■ **Task goal**
Reproduce every item below word for word and line for line, leaving out the pictures.

§

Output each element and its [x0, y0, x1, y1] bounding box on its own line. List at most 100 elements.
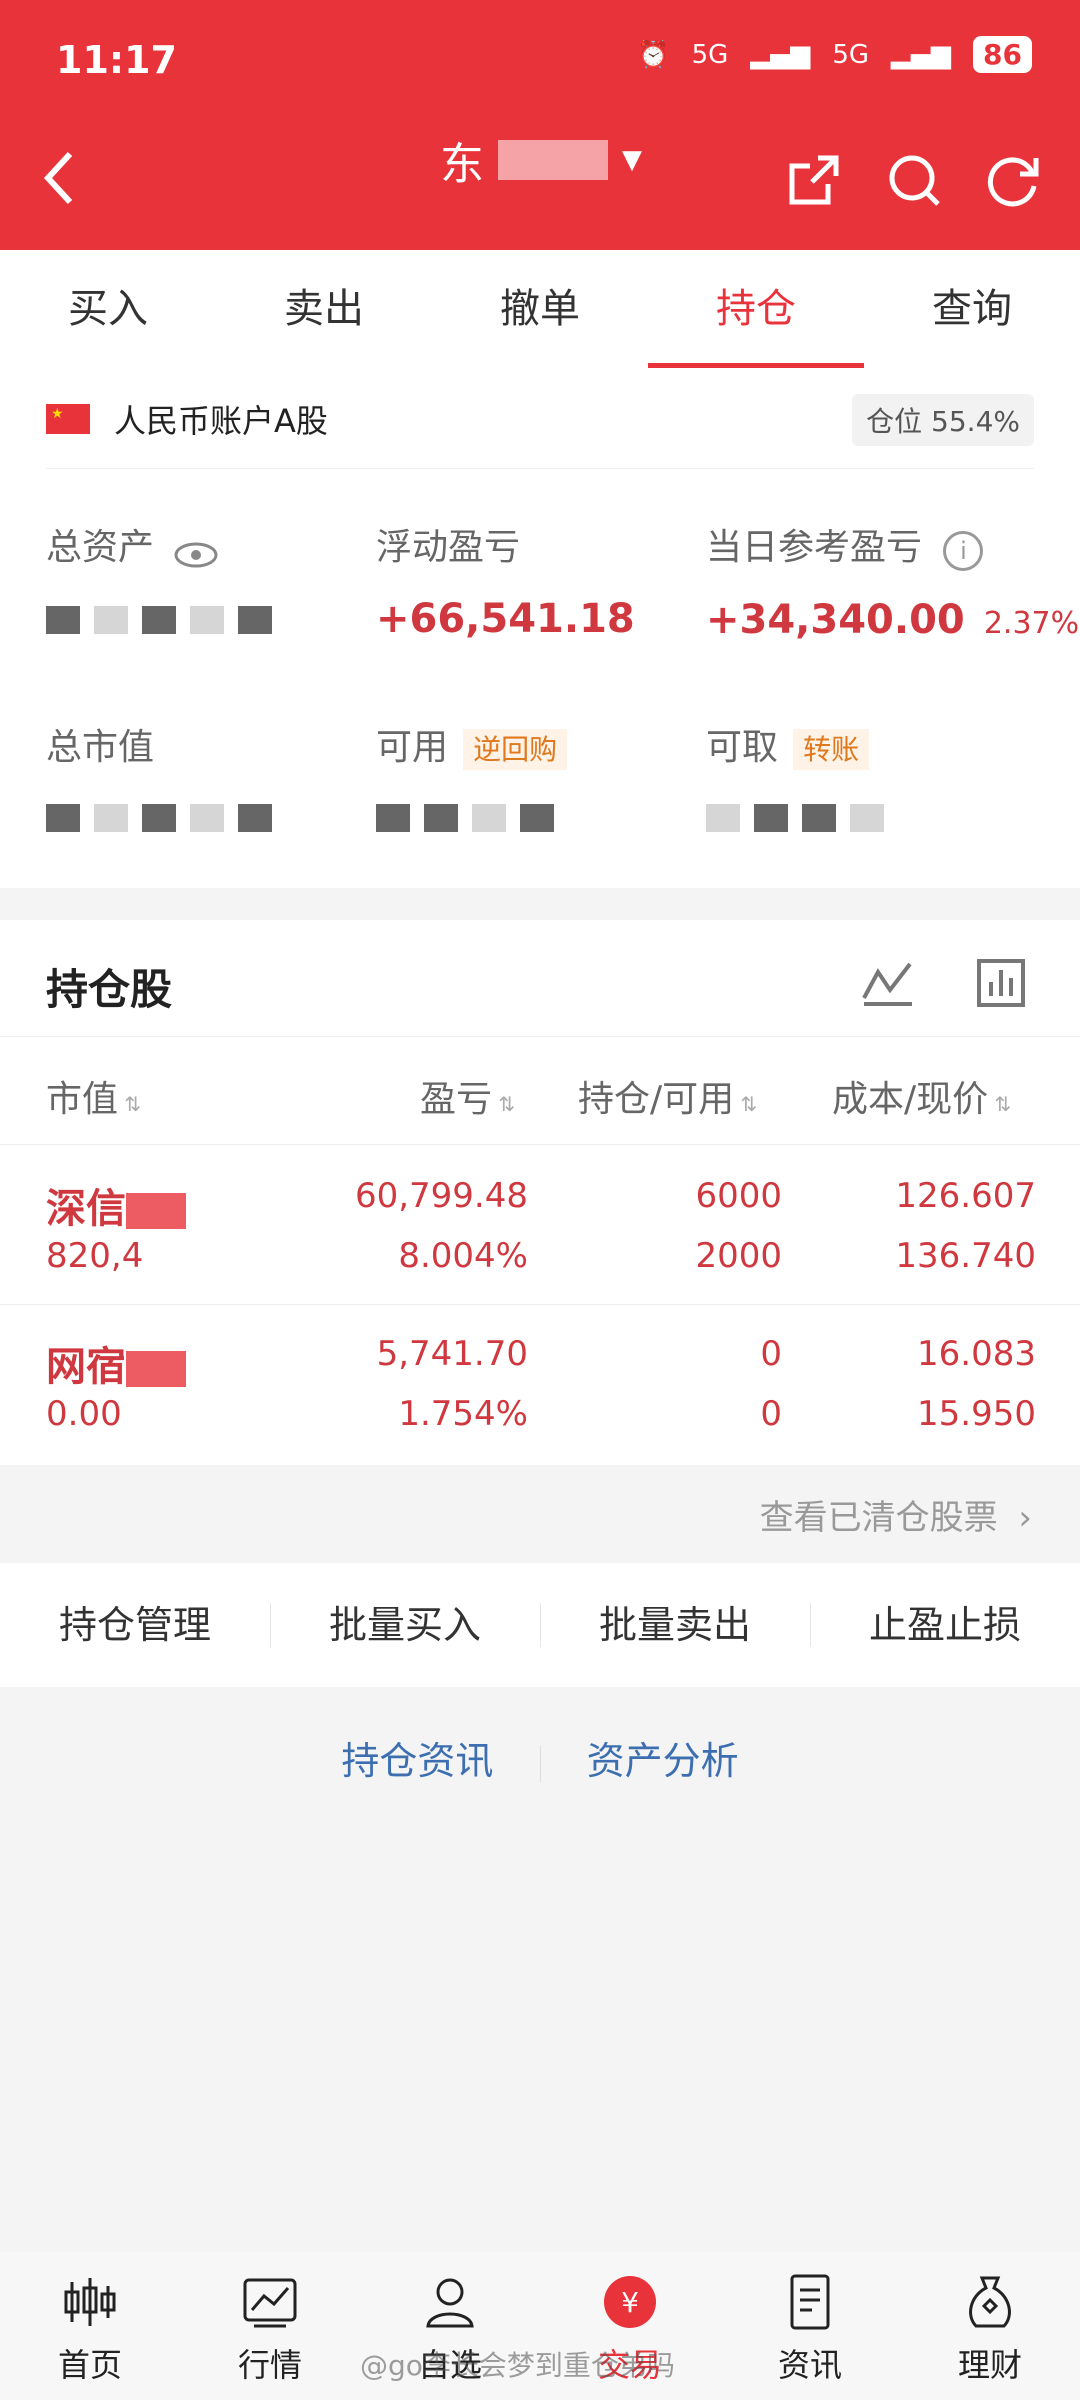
network-signal-1: 5G	[691, 39, 729, 70]
daily-pl-percent: 2.37%	[983, 606, 1080, 641]
masked-available	[376, 804, 567, 832]
total-assets-label: 总资产	[46, 527, 155, 568]
nav-home-label: 首页	[57, 2346, 122, 2384]
stock-name: 深信	[46, 1176, 186, 1234]
svg-text:¥: ¥	[621, 2286, 639, 2319]
search-icon	[889, 155, 940, 206]
network-signal-2: 5G	[832, 39, 870, 70]
caret-down-icon: ▼	[622, 145, 642, 175]
refresh-button[interactable]	[984, 150, 1044, 214]
daily-pl: 当日参考盈亏 i +34,340.00 2.37%	[706, 518, 1079, 643]
reverse-repo-button[interactable]: 逆回购	[463, 729, 568, 770]
bar-chart-icon[interactable]	[976, 958, 1026, 1008]
position-value: 55.4%	[931, 405, 1020, 438]
status-bar-right: ⏰ 5G ▂▄▆ 5G ▂▄▆ 86	[637, 36, 1032, 73]
watermark-text: @go李长会梦到重仓弟吗	[360, 2349, 675, 2382]
share-button[interactable]	[784, 150, 844, 214]
view-cleared-stocks-link[interactable]: 查看已清仓股票 ›	[760, 1490, 1032, 1539]
tab-holdings[interactable]: 持仓	[648, 250, 864, 368]
sort-icon: ⇅	[988, 1092, 1012, 1116]
column-market-value-label: 市值	[46, 1079, 119, 1120]
asset-analysis-link[interactable]: 资产分析	[587, 1739, 739, 1783]
masked-account-name	[498, 140, 608, 180]
holdings-title: 持仓股	[46, 965, 173, 1014]
search-button[interactable]	[884, 150, 944, 214]
daily-pl-label: 当日参考盈亏 i	[706, 518, 1079, 571]
refresh-icon	[987, 157, 1039, 207]
take-profit-stop-loss-button[interactable]: 止盈止损	[810, 1563, 1080, 1687]
header-actions	[784, 150, 1044, 214]
position-label: 仓位	[866, 405, 923, 438]
stock-available: 2000	[695, 1236, 782, 1276]
table-row[interactable]: 网宿 0.00 5,741.70 1.754% 0 0 16.083 15.95…	[0, 1304, 1080, 1464]
nav-wealth-label: 理财	[957, 2346, 1022, 2384]
stock-market-value: 0.00	[46, 1394, 122, 1434]
account-selector[interactable]: 东 ▼	[440, 128, 642, 192]
nav-market-label: 行情	[237, 2346, 302, 2384]
info-links: 持仓资讯 资产分析	[0, 1730, 1080, 1785]
signal-icon: ▂▄▆	[750, 39, 811, 70]
tab-cancel[interactable]: 撤单	[432, 250, 648, 368]
status-time: 11:17	[56, 38, 177, 82]
holdings-news-link[interactable]: 持仓资讯	[341, 1739, 493, 1783]
chevron-right-icon: ›	[1018, 1498, 1032, 1538]
back-button[interactable]	[40, 148, 80, 212]
market-value-label: 总市值	[46, 727, 155, 768]
nav-news[interactable]: 资讯	[720, 2252, 900, 2400]
daily-pl-value: +34,340.00	[706, 597, 965, 643]
floating-pl-value: +66,541.18	[376, 596, 635, 642]
column-cost[interactable]: 成本/现价 ⇅	[832, 1070, 1011, 1122]
masked-market-value	[46, 804, 272, 832]
column-pl[interactable]: 盈亏 ⇅	[420, 1070, 515, 1122]
yuan-icon: ¥	[604, 2276, 656, 2328]
masked-name	[126, 1193, 186, 1229]
masked-name	[126, 1351, 186, 1387]
stock-name: 网宿	[46, 1334, 186, 1392]
tab-sell[interactable]: 卖出	[216, 250, 432, 368]
stock-available: 0	[760, 1394, 782, 1434]
stock-cost: 16.083	[917, 1334, 1036, 1374]
divider	[46, 468, 1034, 469]
sort-icon: ⇅	[492, 1092, 516, 1116]
candlestick-icon	[64, 2278, 116, 2326]
available-funds: 可用 逆回购	[376, 718, 568, 832]
line-chart-icon[interactable]	[860, 958, 916, 1008]
account-name: 人民币账户A股	[114, 402, 328, 440]
batch-sell-button[interactable]: 批量卖出	[540, 1563, 810, 1687]
tab-query[interactable]: 查询	[864, 250, 1080, 368]
stock-pl: 60,799.48	[354, 1176, 528, 1216]
info-icon[interactable]: i	[943, 531, 984, 571]
daily-pl-label-text: 当日参考盈亏	[706, 527, 923, 568]
stock-position: 0	[760, 1334, 782, 1374]
nav-market[interactable]: 行情	[180, 2252, 360, 2400]
divider	[539, 1745, 541, 1782]
account-summary: 人民币账户A股 仓位 55.4% 总资产 浮动盈亏 +66,541.18 当日参…	[0, 368, 1080, 888]
sort-icon: ⇅	[734, 1092, 758, 1116]
column-pl-label: 盈亏	[420, 1079, 493, 1120]
eye-icon[interactable]	[173, 540, 219, 570]
table-row[interactable]: 深信 820,4 60,799.48 8.004% 6000 2000 126.…	[0, 1144, 1080, 1304]
nav-wealth[interactable]: 理财	[900, 2252, 1080, 2400]
transfer-button[interactable]: 转账	[793, 729, 870, 770]
share-icon	[789, 155, 839, 205]
stock-position: 6000	[695, 1176, 782, 1216]
sort-icon: ⇅	[118, 1092, 142, 1116]
nav-home[interactable]: 首页	[0, 2252, 180, 2400]
batch-buy-button[interactable]: 批量买入	[270, 1563, 540, 1687]
withdrawable-funds: 可取 转账	[706, 718, 884, 832]
column-position[interactable]: 持仓/可用 ⇅	[578, 1070, 757, 1122]
china-flag-icon	[46, 404, 90, 434]
holding-management-button[interactable]: 持仓管理	[0, 1563, 270, 1687]
account-row: 人民币账户A股	[46, 396, 328, 442]
chevron-left-icon	[43, 151, 73, 205]
stock-pl-percent: 8.004%	[398, 1236, 528, 1276]
battery-indicator: 86	[973, 36, 1032, 73]
cleared-link-label: 查看已清仓股票	[759, 1498, 998, 1538]
column-market-value[interactable]: 市值 ⇅	[46, 1070, 141, 1122]
floating-pl-label: 浮动盈亏	[376, 527, 521, 568]
column-cost-label: 成本/现价	[832, 1079, 989, 1120]
masked-withdrawable	[706, 804, 884, 832]
stock-price: 15.950	[917, 1394, 1036, 1434]
tab-buy[interactable]: 买入	[0, 250, 216, 368]
alarm-icon: ⏰	[637, 39, 670, 70]
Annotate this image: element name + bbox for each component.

§

■ **Task answer**
Output each element and its [x0, y0, x1, y1] bounding box on its own line. List at most 100 elements.
network-signal-1: 5G	[691, 39, 729, 70]
daily-pl-percent: 2.37%	[983, 606, 1080, 641]
masked-available	[376, 804, 567, 832]
total-assets-label: 总资产	[46, 527, 155, 568]
nav-home-label: 首页	[57, 2346, 122, 2384]
stock-name: 深信	[46, 1176, 186, 1234]
svg-text:¥: ¥	[621, 2286, 639, 2319]
search-icon	[889, 155, 940, 206]
network-signal-2: 5G	[832, 39, 870, 70]
caret-down-icon: ▼	[622, 145, 642, 175]
refresh-button[interactable]	[984, 150, 1044, 214]
daily-pl: 当日参考盈亏 i +34,340.00 2.37%	[706, 518, 1079, 643]
reverse-repo-button[interactable]: 逆回购	[463, 729, 568, 770]
bar-chart-icon[interactable]	[976, 958, 1026, 1008]
position-value: 55.4%	[931, 405, 1020, 438]
status-bar-right: ⏰ 5G ▂▄▆ 5G ▂▄▆ 86	[637, 36, 1032, 73]
watermark-text: @go李长会梦到重仓弟吗	[360, 2349, 675, 2382]
share-button[interactable]	[784, 150, 844, 214]
view-cleared-stocks-link[interactable]: 查看已清仓股票 ›	[760, 1490, 1032, 1539]
tab-holdings[interactable]: 持仓	[648, 250, 864, 368]
sort-icon: ⇅	[988, 1092, 1012, 1116]
column-market-value-label: 市值	[46, 1079, 119, 1120]
asset-analysis-link[interactable]: 资产分析	[587, 1739, 739, 1783]
masked-account-name	[498, 140, 608, 180]
holdings-title: 持仓股	[46, 965, 173, 1014]
search-button[interactable]	[884, 150, 944, 214]
daily-pl-label: 当日参考盈亏 i	[706, 518, 1079, 571]
refresh-icon	[987, 157, 1039, 207]
take-profit-stop-loss-button[interactable]: 止盈止损	[810, 1563, 1080, 1687]
header-actions	[784, 150, 1044, 214]
position-label: 仓位	[866, 405, 923, 438]
stock-available: 2000	[695, 1236, 782, 1276]
table-row[interactable]: 网宿 0.00 5,741.70 1.754% 0 0 16.083 15.95…	[0, 1304, 1080, 1464]
nav-wealth-label: 理财	[957, 2346, 1022, 2384]
stock-market-value: 0.00	[46, 1394, 122, 1434]
account-selector[interactable]: 东 ▼	[440, 128, 642, 192]
nav-market-label: 行情	[237, 2346, 302, 2384]
info-links: 持仓资讯 资产分析	[0, 1730, 1080, 1785]
signal-icon: ▂▄▆	[750, 39, 811, 70]
tab-cancel[interactable]: 撤单	[432, 250, 648, 368]
status-time: 11:17	[56, 38, 177, 82]
holdings-news-link[interactable]: 持仓资讯	[341, 1739, 493, 1783]
chevron-right-icon: ›	[1018, 1498, 1032, 1538]
back-button[interactable]	[40, 148, 80, 212]
market-value-label: 总市值	[46, 727, 155, 768]
nav-news[interactable]: 资讯	[720, 2252, 900, 2400]
daily-pl-value: +34,340.00	[706, 597, 965, 643]
floating-pl-value: +66,541.18	[376, 596, 635, 642]
column-cost[interactable]: 成本/现价 ⇅	[832, 1070, 1011, 1122]
masked-market-value	[46, 804, 272, 832]
column-pl[interactable]: 盈亏 ⇅	[420, 1070, 515, 1122]
yuan-icon: ¥	[604, 2276, 656, 2328]
masked-name	[126, 1193, 186, 1229]
masked-name	[126, 1351, 186, 1387]
stock-name: 网宿	[46, 1334, 186, 1392]
tab-sell[interactable]: 卖出	[216, 250, 432, 368]
stock-available: 0	[760, 1394, 782, 1434]
stock-cost: 16.083	[917, 1334, 1036, 1374]
divider	[46, 468, 1034, 469]
sort-icon: ⇅	[492, 1092, 516, 1116]
candlestick-icon	[64, 2278, 116, 2326]
available-funds: 可用 逆回购	[376, 718, 568, 832]
line-chart-icon[interactable]	[860, 958, 916, 1008]
account-name: 人民币账户A股	[114, 402, 328, 440]
batch-sell-button[interactable]: 批量卖出	[540, 1563, 810, 1687]
tab-query[interactable]: 查询	[864, 250, 1080, 368]
stock-pl: 60,799.48	[354, 1176, 528, 1216]
info-icon[interactable]: i	[943, 531, 984, 571]
daily-pl-label-text: 当日参考盈亏	[706, 527, 923, 568]
stock-position: 0	[760, 1334, 782, 1374]
nav-market[interactable]: 行情	[180, 2252, 360, 2400]
divider	[539, 1745, 541, 1782]
account-summary: 人民币账户A股 仓位 55.4% 总资产 浮动盈亏 +66,541.18 当日参…	[0, 368, 1080, 888]
sort-icon: ⇅	[734, 1092, 758, 1116]
column-pl-label: 盈亏	[420, 1079, 493, 1120]
eye-icon[interactable]	[173, 540, 219, 570]
table-row[interactable]: 深信 820,4 60,799.48 8.004% 6000 2000 126.…	[0, 1144, 1080, 1304]
nav-wealth[interactable]: 理财	[900, 2252, 1080, 2400]
transfer-button[interactable]: 转账	[793, 729, 870, 770]
share-icon	[789, 155, 839, 205]
stock-position: 6000	[695, 1176, 782, 1216]
sort-icon: ⇅	[118, 1092, 142, 1116]
nav-home[interactable]: 首页	[0, 2252, 180, 2400]
batch-buy-button[interactable]: 批量买入	[270, 1563, 540, 1687]
withdrawable-funds: 可取 转账	[706, 718, 884, 832]
column-position[interactable]: 持仓/可用 ⇅	[578, 1070, 757, 1122]
china-flag-icon	[46, 404, 90, 434]
holding-management-button[interactable]: 持仓管理	[0, 1563, 270, 1687]
account-row: 人民币账户A股	[46, 396, 328, 442]
chevron-left-icon	[43, 151, 73, 205]
stock-pl-percent: 8.004%	[398, 1236, 528, 1276]
battery-indicator: 86	[973, 36, 1032, 73]
cleared-link-label: 查看已清仓股票	[759, 1498, 998, 1538]
column-market-value[interactable]: 市值 ⇅	[46, 1070, 141, 1122]
floating-pl-label: 浮动盈亏	[376, 527, 521, 568]
column-cost-label: 成本/现价	[832, 1079, 989, 1120]
masked-withdrawable	[706, 804, 884, 832]
stock-price: 15.950	[917, 1394, 1036, 1434]
tab-buy[interactable]: 买入	[0, 250, 216, 368]
alarm-icon: ⏰	[637, 39, 670, 70]
Annotate this image: element name + bbox for each component.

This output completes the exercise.